Aufgabenstellung 1 » Entnimm der Auflistung die Zeilen von der Zeile mit „goes-16-point [663,412,671,420]“ bis einschließlich der Zeile mit „goes-16-point [904,518,912,526]“ und gib sie unverändert wieder.

Textauszug »
———
SERIE: Spanien heute

07.06.2009 - Madrid für Deutsche 

Harald Barrios: Grundzüge des politischen Systems

Wählerverhalten
Das Verhalten der Wählerschaft in Spanien weist einige Besonderheiten gegenüber den übrigen europäischen parlamentarischen Systemen auf. So liegt beispielsweise die Wahlbeteiligung durchweg niedriger als in anderen Ländern Westeuropas (mit Ausnahme Großbritanniens und der Schweiz). Das bekannte Muster, dass die Wahlbeteiligung bei nationalen Wahlen signifikant höher ist als bei Wahlen auf Regional- oder Kommunalebene, wiederholt sich freilich auch in Spanien. Die Beteiligung an gesamtstaatlichen Wahlen schwankt von einem Wahltermin zum nächsten beträchtlich.

Es zeigen sich überdies erhebliche regionale Unterschiede. Der befürchtete Trend zu einem stetigen weiteren Sinken der Partizipation bei allgemeinen Wahlen blieb indes aus. Inzwischen hat sich auch die Beunruhigung über eine potentielle Gefährdung der jungen Demokratie gelegt, die mit dem hohen Anteil an Nichtwählern begründet wurde. Als mögliche Ursachen für die mangelnde Wahlbeteiligung werden von der spanischen Wahlforschung die relativ schwache Verwurzelung der Parteien in der Bevölkerung sowie ihre damit einhergehende geringere Mobilisierungsfähigkeit und die hervorgehobene Rolle der politischen Eliten im Transitionsprozess genannt.
———
Daten zur Aufgabe »
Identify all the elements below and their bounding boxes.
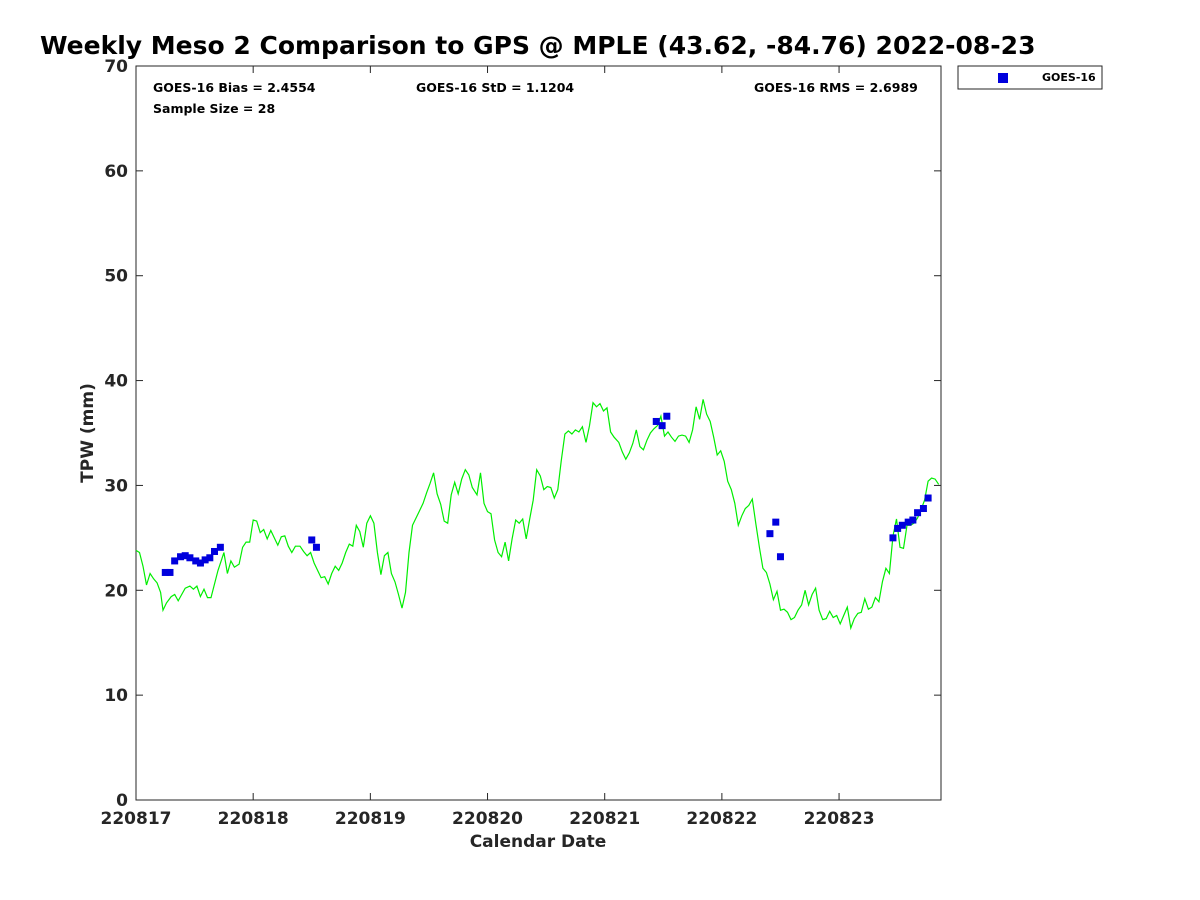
goes-16-point [663,412,671,420]
goes-16-point [894,524,902,532]
goes-16-point [898,521,906,529]
goes-16-point [196,559,204,567]
goes-16-point [776,553,784,561]
goes-16-point [192,557,200,565]
goes-16-point [652,417,660,425]
goes-16-series [161,412,932,576]
goes-16-point [914,509,922,517]
gps-series [135,399,940,631]
y-tick-label: 0 [116,791,128,811]
goes-16-point [658,422,666,430]
y-tick-label: 20 [104,581,128,601]
axis-ticks: 220817 220818 220819 220820 220821 220822 2208… [101,57,941,829]
legend-label-goes-16: GOES-16 [1042,71,1096,84]
goes-16-point [186,554,194,562]
goes-16-point [904,518,912,526]
goes-16-point [766,530,774,538]
x-tick-label: 220821 [569,809,640,829]
goes-16-point [909,516,917,524]
std-stat: GOES-16 StD = 1.1204 [416,80,574,95]
goes-16-point [201,556,209,564]
x-axis-label: Calendar Date [470,832,607,852]
goes-16-point [924,494,932,502]
goes-16-point [216,543,224,551]
plot-area [135,65,942,801]
legend: GOES-16 [957,65,1103,90]
sample-size-stat: Sample Size = 28 [153,101,275,116]
goes-16-point [161,568,169,576]
chart-title: Weekly Meso 2 Comparison to GPS @ MPLE (… [40,31,1035,60]
legend-box [957,65,1103,90]
x-tick-label: 220817 [101,809,172,829]
x-tick-label: 220818 [218,809,289,829]
y-tick-label: 30 [104,476,128,496]
x-tick-label: 220822 [686,809,757,829]
goes-16-point [312,543,320,551]
legend-marker-goes-16 [998,73,1008,83]
x-tick-label: 220819 [335,809,406,829]
goes-16-point [211,547,219,555]
goes-16-point [181,552,189,560]
y-tick-label: 60 [104,162,128,182]
goes-16-point [308,536,316,544]
goes-16-point [919,504,927,512]
goes-16-point [772,518,780,526]
goes-16-point [206,554,214,562]
goes-16-point [166,568,174,576]
x-tick-label: 220820 [452,809,523,829]
y-tick-label: 70 [104,57,128,77]
goes-16-point [171,557,179,565]
y-tick-label: 50 [104,267,128,287]
y-tick-label: 40 [104,372,128,392]
y-tick-label: 10 [104,686,128,706]
gps-line [135,399,940,631]
goes-16-point [177,553,185,561]
goes-16-point [889,534,897,542]
bias-stat: GOES-16 Bias = 2.4554 [153,80,316,95]
y-axis-label: TPW (mm) [78,383,98,483]
rms-stat: GOES-16 RMS = 2.6989 [754,80,918,95]
x-tick-label: 220823 [804,809,875,829]
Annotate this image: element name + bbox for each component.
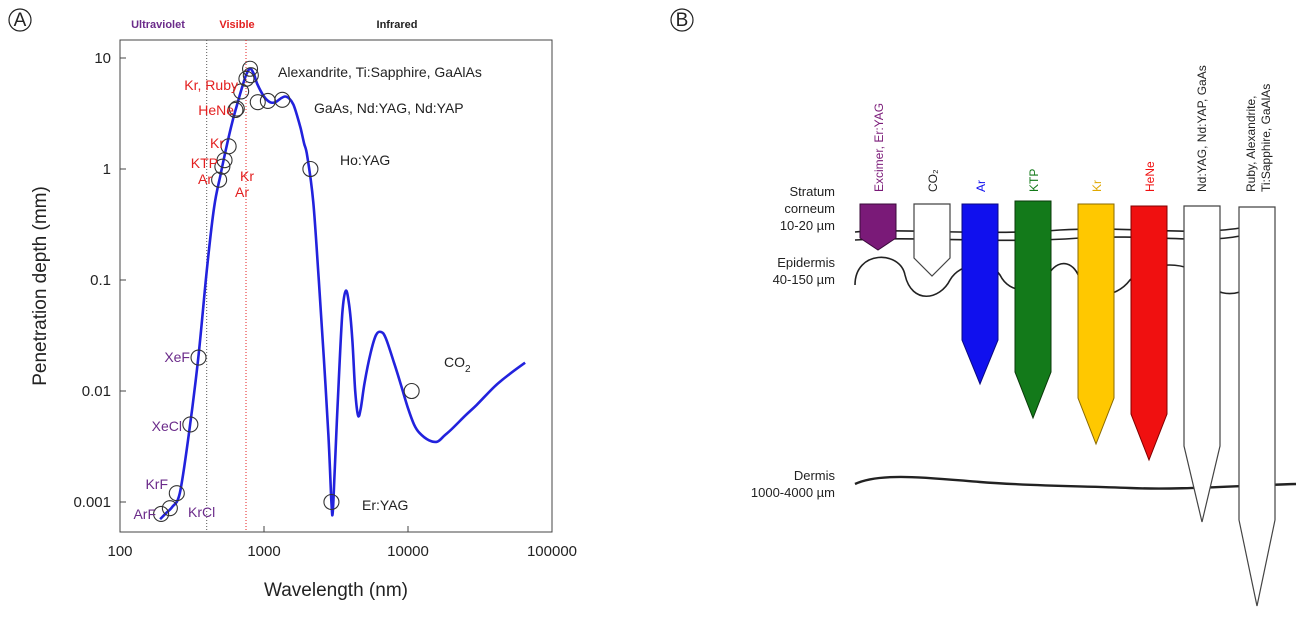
laser-label-ruby-line2: Ti:Sapphire, GaAlAs xyxy=(1259,84,1273,192)
band-visible: Visible xyxy=(219,19,254,31)
data-point-krcl xyxy=(161,500,178,517)
data-point-ho-yag xyxy=(302,160,319,178)
label-ar-2: Ar xyxy=(235,184,249,200)
laser-arrow-ruby xyxy=(1238,206,1276,607)
layer-stratum-line3: 10-20 µm xyxy=(780,218,835,233)
label-co2: CO2 xyxy=(444,354,471,375)
band-ultraviolet: Ultraviolet xyxy=(131,19,185,31)
layer-dermis-line2: 1000-4000 µm xyxy=(751,485,835,500)
laser-label-ktp: KTP xyxy=(1027,169,1041,192)
data-point-xef xyxy=(190,349,207,366)
y-tick-label: 1 xyxy=(103,161,111,178)
data-point-ar xyxy=(211,171,228,188)
label-kr-2: Kr xyxy=(240,168,254,184)
laser-arrow-ar xyxy=(961,203,999,386)
x-tick-label: 100 xyxy=(107,543,132,560)
laser-arrow-ktp xyxy=(1014,200,1052,420)
plot-frame xyxy=(119,39,553,533)
data-point-kr xyxy=(228,100,245,117)
y-tick-label: 0.01 xyxy=(82,383,111,400)
y-axis: 0.001 0.01 0.1 1 10 xyxy=(73,50,126,511)
laser-arrow-excimer xyxy=(859,203,897,251)
panel-a: A Ultraviolet Visible Infrared 0.001 0.01… xyxy=(8,8,577,601)
laser-label-ndyag: Nd:YAG, Nd:YAP, GaAs xyxy=(1195,65,1209,192)
panel-b-letter: B xyxy=(676,10,689,31)
x-tick-label: 1000 xyxy=(247,543,280,560)
data-point-ti-sapphire xyxy=(241,60,259,77)
laser-arrow-hene xyxy=(1130,205,1168,462)
panel-b-letter-circle xyxy=(670,8,694,32)
penetration-curve xyxy=(159,67,526,521)
data-point-co2 xyxy=(403,382,420,400)
label-arf: ArF xyxy=(133,506,156,522)
label-alexandrite: Alexandrite, Ti:Sapphire, GaAlAs xyxy=(278,64,482,80)
label-kr-ruby: Kr, Ruby xyxy=(184,77,238,93)
x-axis: 100 1000 10000 100000 xyxy=(107,526,577,560)
label-krf: KrF xyxy=(145,476,168,492)
label-kr: Kr xyxy=(210,135,224,151)
laser-label-excimer: Excimer, Er:YAG xyxy=(872,103,886,192)
dermis-line xyxy=(854,475,1297,490)
band-infrared: Infrared xyxy=(377,19,418,31)
y-axis-title: Penetration depth (mm) xyxy=(30,186,51,386)
data-point-gaalas xyxy=(242,67,259,84)
y-tick-label: 0.001 xyxy=(73,494,111,511)
laser-label-ruby-line1: Ruby, Alexandrite, xyxy=(1244,96,1258,193)
x-tick-label: 100000 xyxy=(527,543,577,560)
label-hene: HeNe xyxy=(198,102,234,118)
x-axis-title: Wavelength (nm) xyxy=(264,580,408,601)
layer-epidermis-line1: Epidermis xyxy=(777,255,835,270)
label-krcl: KrCl xyxy=(188,504,215,520)
data-point-arf xyxy=(153,505,170,523)
data-point-kr xyxy=(220,138,237,155)
layer-stratum-line1: Stratum xyxy=(789,184,835,199)
layer-epidermis-line2: 40-150 µm xyxy=(773,272,835,287)
laser-arrow-co2 xyxy=(913,203,951,277)
laser-points xyxy=(153,60,420,523)
label-eryag: Er:YAG xyxy=(362,497,408,513)
data-point-nd-yap xyxy=(274,91,291,108)
data-point-gaas xyxy=(249,94,266,111)
label-ar: Ar xyxy=(198,171,212,187)
y-tick-label: 0.1 xyxy=(90,272,111,289)
layer-stratum-line2: corneum xyxy=(784,201,835,216)
laser-label-ar: Ar xyxy=(974,180,988,192)
label-gaas: GaAs, Nd:YAG, Nd:YAP xyxy=(314,100,464,116)
data-point-er-yag xyxy=(323,493,340,511)
label-ktp: KTP xyxy=(191,155,218,171)
panel-a-letter: A xyxy=(14,10,27,31)
laser-label-kr: Kr xyxy=(1090,180,1104,192)
laser-arrow-kr xyxy=(1077,203,1115,446)
label-hoyag: Ho:YAG xyxy=(340,152,390,168)
panel-a-letter-circle xyxy=(8,8,32,32)
data-point-krf xyxy=(168,485,185,502)
laser-label-co2: CO₂ xyxy=(926,169,940,192)
laser-label-hene: HeNe xyxy=(1143,161,1157,192)
panel-b: B Stratum corneum 10-20 µm Epidermis 40-… xyxy=(670,8,1297,607)
label-xef: XeF xyxy=(164,349,190,365)
label-xecl: XeCl xyxy=(152,418,182,434)
layer-dermis-line1: Dermis xyxy=(794,468,836,483)
x-tick-label: 10000 xyxy=(387,543,429,560)
data-point-xecl xyxy=(182,416,199,433)
data-point-alexandrite xyxy=(238,70,255,87)
y-tick-label: 10 xyxy=(94,50,111,67)
data-point-hene xyxy=(227,101,244,119)
data-point-ar xyxy=(214,158,231,175)
laser-arrow-ndyag xyxy=(1183,205,1221,523)
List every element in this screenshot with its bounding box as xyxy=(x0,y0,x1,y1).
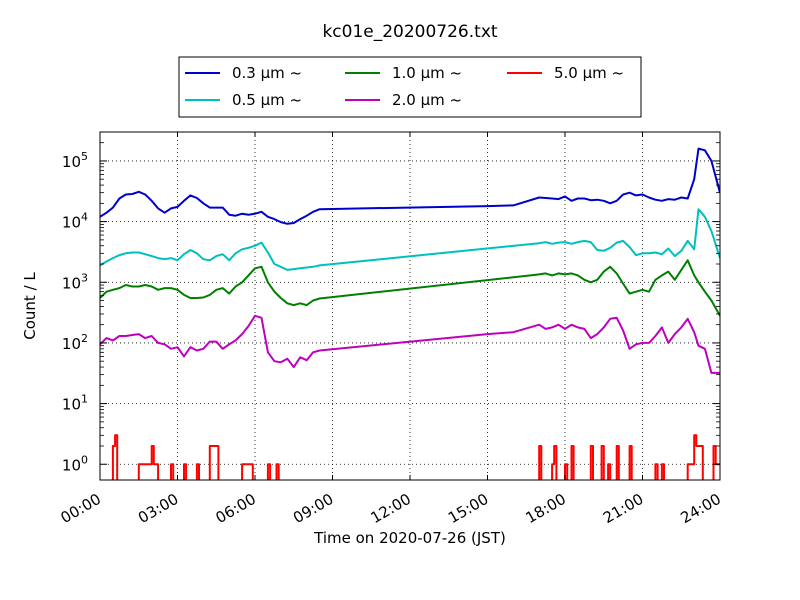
———
Aufgabenstellung 2 » Schreib den Textauszug über das Wählerverhalten in Spanien im Anschluss an seinen letzten Satz weiter.

Ergebnis 1 »
goes-16-point [663,412,671,420]
goes-16-point [894,524,902,532]
goes-16-point [898,521,906,529]
goes-16-point [196,559,204,567]
goes-16-point [776,553,784,561]
goes-16-point [192,557,200,565]
goes-16-point [652,417,660,425]
goes-16-series [161,412,932,576]
goes-16-point [914,509,922,517]
gps-series [135,399,940,631]
y-tick-label: 0 [116,791,128,811]
goes-16-point [658,422,666,430]
y-tick-label: 20 [104,581,128,601]
axis-ticks: 220817 220818 220819 220820 220821 220822 2208… [101,57,941,829]
legend-label-goes-16: GOES-16 [1042,71,1096,84]
goes-16-point [186,554,194,562]
goes-16-point [904,518,912,526]

Ergebnis 2 »
Die Wählerpräferenzen weisen weder eine Tendenz zur Fragmentierung, noch eine hohe Polarisierung auf. In den meisten Autonomen Regionen dominieren zwei Parteien. Die wichtigsten Ausnahmen stellen das Baskenland und Katalonien dar, wo jeweils starke regionalistische Parteien existieren.

Die Wahlergebnisse, die neben einer Reihe kleinerer Parteien einer Mitte-Rechts- (zunächst UCD, heute PP) oder Mitte-Links-Partei (PSOE) als stärkste politische Kraft eine ebenfalls zur Mitte hin orientierte starke Oppositionspartei gegenüberstellten, spiegeln auf nationaler Ebene die ideologische Verortung der spanischen Wählerschaft. Demnach siedelt sich die Mehrheit um ein gedachtes politisches Zentrum an, wobei das Maximum leicht links von der Mitte liegt. Die stark ausgeprägten regionalen Unterschiede stellen eines der wichtigsten Charakteristika des spanischen Wählerverhaltens dar, so dass sogar von mehreren nebeneinander bestehenden “Wahl-Spanien” gesprochen wird.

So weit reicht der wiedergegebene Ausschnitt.